WHAT IS REQUIRED:
Scan the lines below for the string "text" and copy every one that has it.
[start]
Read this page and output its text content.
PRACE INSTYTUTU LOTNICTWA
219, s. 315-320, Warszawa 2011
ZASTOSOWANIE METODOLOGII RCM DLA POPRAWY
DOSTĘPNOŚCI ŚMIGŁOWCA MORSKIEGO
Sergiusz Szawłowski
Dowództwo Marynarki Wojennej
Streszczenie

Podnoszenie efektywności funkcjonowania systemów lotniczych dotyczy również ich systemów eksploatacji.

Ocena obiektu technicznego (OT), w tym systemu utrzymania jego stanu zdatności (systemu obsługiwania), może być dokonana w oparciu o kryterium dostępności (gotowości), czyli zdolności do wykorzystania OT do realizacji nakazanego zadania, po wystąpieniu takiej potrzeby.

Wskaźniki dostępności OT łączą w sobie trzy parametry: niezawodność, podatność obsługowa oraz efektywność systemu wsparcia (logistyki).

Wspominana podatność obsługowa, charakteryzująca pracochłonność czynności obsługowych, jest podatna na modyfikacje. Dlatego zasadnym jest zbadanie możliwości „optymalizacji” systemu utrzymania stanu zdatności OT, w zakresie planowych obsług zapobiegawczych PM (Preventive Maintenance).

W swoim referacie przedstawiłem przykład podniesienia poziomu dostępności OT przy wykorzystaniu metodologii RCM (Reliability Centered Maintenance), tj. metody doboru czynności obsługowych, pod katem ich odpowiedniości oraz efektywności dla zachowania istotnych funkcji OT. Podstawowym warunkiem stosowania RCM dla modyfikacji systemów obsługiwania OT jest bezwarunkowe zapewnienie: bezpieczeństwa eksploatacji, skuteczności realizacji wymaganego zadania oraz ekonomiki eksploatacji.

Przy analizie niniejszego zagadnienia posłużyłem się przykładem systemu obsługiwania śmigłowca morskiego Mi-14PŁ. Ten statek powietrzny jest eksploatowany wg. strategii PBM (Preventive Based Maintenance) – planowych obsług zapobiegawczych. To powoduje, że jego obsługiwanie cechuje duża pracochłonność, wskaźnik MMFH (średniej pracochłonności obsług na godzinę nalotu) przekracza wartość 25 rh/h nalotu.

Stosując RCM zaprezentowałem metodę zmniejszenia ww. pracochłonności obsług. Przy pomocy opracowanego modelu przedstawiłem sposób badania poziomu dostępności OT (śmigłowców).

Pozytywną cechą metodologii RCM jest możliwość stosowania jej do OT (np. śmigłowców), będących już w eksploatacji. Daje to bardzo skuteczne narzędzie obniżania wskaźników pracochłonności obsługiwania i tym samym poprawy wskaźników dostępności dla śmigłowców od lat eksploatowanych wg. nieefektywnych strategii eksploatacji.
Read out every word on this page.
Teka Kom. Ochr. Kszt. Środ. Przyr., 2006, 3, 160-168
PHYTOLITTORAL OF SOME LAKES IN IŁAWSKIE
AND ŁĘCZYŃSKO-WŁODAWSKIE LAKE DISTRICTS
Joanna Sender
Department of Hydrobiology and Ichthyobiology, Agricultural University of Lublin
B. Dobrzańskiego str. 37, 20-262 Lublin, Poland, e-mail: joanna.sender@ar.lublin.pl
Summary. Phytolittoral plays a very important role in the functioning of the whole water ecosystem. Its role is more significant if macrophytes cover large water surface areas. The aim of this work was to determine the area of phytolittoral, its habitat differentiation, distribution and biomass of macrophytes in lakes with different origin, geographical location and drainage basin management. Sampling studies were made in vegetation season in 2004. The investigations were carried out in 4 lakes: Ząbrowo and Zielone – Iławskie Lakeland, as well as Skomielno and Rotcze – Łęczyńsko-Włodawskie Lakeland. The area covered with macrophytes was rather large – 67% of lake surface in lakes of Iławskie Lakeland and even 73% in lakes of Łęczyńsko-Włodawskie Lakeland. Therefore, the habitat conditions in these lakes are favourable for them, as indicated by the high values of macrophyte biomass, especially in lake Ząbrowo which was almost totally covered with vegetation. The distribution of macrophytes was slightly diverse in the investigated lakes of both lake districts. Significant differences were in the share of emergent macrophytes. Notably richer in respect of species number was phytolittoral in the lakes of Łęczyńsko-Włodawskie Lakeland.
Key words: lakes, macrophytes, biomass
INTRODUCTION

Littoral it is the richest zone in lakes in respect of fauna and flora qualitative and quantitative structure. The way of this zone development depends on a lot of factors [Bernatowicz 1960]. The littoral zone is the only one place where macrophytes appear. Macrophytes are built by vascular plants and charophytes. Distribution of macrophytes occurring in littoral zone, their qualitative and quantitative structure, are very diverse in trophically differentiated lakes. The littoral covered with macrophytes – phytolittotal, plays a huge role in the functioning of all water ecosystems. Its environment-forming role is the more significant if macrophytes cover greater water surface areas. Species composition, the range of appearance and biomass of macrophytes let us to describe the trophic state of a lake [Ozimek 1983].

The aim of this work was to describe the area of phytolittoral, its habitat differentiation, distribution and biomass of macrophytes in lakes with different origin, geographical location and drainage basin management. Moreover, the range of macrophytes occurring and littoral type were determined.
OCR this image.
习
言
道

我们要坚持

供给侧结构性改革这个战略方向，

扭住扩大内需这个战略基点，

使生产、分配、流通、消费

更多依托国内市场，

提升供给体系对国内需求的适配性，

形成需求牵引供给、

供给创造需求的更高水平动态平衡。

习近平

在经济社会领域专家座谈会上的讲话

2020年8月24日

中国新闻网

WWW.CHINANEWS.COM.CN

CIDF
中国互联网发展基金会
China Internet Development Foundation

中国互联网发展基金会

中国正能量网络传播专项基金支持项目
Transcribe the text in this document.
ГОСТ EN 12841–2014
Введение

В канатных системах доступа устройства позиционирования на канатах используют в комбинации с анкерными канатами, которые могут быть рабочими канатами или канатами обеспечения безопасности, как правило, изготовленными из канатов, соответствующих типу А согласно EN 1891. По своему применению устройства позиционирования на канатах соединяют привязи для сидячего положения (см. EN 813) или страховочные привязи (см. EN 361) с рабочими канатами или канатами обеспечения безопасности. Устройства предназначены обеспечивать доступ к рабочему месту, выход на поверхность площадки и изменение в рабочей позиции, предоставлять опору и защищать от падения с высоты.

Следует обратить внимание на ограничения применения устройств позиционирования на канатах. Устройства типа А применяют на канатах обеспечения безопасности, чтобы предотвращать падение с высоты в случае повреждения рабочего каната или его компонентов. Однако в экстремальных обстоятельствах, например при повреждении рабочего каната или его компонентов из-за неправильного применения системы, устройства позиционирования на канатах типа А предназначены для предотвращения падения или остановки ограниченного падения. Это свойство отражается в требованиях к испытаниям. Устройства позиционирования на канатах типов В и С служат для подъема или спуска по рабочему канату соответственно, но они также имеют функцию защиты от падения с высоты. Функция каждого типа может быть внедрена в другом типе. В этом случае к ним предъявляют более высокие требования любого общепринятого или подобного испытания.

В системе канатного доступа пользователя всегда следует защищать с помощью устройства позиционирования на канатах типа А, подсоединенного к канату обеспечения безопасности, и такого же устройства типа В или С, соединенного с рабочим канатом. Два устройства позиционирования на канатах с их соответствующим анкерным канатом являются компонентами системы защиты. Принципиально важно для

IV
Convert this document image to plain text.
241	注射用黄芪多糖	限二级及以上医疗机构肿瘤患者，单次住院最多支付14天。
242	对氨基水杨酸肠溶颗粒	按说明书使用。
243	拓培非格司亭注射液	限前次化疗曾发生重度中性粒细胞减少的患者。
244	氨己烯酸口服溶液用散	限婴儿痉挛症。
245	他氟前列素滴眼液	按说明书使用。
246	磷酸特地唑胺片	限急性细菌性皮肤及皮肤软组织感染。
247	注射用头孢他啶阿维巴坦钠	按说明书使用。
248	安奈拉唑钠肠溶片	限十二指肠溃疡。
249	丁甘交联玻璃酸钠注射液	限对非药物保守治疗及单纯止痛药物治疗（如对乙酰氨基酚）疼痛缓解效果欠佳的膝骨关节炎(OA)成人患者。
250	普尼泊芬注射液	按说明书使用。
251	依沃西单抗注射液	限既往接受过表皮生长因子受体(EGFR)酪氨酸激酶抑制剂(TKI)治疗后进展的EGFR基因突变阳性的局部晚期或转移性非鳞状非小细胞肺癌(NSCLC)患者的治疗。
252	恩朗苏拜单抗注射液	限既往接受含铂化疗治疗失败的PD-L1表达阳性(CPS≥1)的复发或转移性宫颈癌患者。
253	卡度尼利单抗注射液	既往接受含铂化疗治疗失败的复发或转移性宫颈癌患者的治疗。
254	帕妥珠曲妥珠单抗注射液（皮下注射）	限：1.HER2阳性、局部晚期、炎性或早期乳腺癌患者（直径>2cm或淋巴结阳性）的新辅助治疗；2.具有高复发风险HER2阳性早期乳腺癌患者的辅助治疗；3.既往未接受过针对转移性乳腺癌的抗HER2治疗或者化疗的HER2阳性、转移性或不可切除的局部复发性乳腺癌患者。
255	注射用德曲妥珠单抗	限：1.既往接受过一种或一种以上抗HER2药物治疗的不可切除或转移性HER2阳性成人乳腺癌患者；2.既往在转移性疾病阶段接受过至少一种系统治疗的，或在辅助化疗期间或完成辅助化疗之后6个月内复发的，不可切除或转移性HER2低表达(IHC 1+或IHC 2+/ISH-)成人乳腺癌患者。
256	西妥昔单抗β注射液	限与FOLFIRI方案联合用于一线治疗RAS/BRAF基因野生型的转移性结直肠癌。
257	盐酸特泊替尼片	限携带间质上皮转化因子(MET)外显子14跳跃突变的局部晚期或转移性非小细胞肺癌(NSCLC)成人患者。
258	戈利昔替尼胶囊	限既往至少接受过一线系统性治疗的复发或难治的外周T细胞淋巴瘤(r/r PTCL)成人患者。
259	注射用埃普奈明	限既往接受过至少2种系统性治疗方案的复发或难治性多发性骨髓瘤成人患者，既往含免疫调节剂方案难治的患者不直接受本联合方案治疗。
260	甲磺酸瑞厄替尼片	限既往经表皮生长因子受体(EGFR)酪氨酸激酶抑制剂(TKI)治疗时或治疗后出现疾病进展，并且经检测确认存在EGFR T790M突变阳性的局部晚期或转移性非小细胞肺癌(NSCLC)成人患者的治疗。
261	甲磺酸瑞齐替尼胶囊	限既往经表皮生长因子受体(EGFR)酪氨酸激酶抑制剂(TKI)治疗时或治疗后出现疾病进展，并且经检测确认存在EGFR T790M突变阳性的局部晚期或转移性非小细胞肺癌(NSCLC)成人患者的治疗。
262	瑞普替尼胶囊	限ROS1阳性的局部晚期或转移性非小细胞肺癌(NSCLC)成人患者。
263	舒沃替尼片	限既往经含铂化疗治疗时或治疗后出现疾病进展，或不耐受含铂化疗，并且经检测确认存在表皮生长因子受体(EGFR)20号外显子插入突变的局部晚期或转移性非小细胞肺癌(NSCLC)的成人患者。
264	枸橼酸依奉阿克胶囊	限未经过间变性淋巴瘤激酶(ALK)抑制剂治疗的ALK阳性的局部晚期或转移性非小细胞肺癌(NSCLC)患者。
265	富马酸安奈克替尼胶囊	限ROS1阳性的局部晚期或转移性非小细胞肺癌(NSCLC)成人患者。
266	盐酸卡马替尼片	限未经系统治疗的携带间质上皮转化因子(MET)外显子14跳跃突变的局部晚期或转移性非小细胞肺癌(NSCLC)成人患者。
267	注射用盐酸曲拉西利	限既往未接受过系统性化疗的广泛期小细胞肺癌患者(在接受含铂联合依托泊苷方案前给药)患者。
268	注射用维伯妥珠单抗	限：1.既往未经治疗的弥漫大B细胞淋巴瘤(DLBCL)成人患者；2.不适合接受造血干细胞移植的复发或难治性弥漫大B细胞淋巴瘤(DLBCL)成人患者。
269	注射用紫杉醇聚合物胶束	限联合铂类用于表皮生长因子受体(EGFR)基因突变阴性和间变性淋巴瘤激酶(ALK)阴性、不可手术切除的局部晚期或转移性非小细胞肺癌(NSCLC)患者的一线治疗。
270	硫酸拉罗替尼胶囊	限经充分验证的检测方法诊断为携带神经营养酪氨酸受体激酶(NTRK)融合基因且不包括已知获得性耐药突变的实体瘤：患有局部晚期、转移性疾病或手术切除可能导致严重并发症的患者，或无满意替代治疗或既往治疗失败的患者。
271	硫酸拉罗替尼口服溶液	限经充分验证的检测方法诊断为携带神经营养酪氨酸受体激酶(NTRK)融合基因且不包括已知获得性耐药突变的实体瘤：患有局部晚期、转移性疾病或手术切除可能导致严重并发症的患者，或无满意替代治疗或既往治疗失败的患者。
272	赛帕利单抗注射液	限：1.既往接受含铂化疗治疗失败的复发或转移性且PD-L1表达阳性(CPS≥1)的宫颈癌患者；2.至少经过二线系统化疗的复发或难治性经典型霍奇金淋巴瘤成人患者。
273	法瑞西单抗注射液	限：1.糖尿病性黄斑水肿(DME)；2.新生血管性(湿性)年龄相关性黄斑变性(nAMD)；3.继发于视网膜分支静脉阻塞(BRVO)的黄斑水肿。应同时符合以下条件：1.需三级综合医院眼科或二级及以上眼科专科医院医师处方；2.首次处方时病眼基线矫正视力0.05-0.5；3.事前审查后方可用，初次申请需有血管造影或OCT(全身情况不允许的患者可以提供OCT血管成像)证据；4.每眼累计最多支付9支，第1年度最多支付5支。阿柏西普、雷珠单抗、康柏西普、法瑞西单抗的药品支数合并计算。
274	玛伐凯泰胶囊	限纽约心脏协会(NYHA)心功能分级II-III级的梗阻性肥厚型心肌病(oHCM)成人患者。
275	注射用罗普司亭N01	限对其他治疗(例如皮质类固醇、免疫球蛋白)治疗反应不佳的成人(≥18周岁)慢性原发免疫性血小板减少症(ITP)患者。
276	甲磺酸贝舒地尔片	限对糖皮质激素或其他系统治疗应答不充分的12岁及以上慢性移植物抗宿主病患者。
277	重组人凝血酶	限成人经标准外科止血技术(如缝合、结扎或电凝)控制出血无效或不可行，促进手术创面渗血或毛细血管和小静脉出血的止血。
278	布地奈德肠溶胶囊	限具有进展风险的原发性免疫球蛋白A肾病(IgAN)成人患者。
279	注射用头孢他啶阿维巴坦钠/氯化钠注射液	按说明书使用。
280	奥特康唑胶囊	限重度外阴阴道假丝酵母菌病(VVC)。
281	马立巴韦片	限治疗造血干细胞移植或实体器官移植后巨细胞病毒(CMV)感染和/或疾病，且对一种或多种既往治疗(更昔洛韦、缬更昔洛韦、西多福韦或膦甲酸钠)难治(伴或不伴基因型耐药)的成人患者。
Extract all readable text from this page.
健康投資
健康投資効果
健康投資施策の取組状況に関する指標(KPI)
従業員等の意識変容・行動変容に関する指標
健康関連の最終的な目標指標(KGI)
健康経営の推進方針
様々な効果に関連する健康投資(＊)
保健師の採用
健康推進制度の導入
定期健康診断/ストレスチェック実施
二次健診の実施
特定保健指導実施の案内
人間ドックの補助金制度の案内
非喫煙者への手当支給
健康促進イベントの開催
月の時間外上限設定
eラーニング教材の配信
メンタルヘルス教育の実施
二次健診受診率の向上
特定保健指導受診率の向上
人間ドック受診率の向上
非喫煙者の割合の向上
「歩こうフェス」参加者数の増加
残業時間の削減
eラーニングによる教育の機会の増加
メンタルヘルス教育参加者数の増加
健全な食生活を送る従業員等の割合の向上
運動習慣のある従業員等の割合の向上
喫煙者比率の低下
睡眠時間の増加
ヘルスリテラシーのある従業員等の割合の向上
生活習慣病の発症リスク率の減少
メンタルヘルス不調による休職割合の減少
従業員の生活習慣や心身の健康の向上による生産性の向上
[end]
TASK ANSWER:
Read this page and output its text content.
Transcribe the text in this document.
Convert this document image to plain text.
Extract all readable text from this page.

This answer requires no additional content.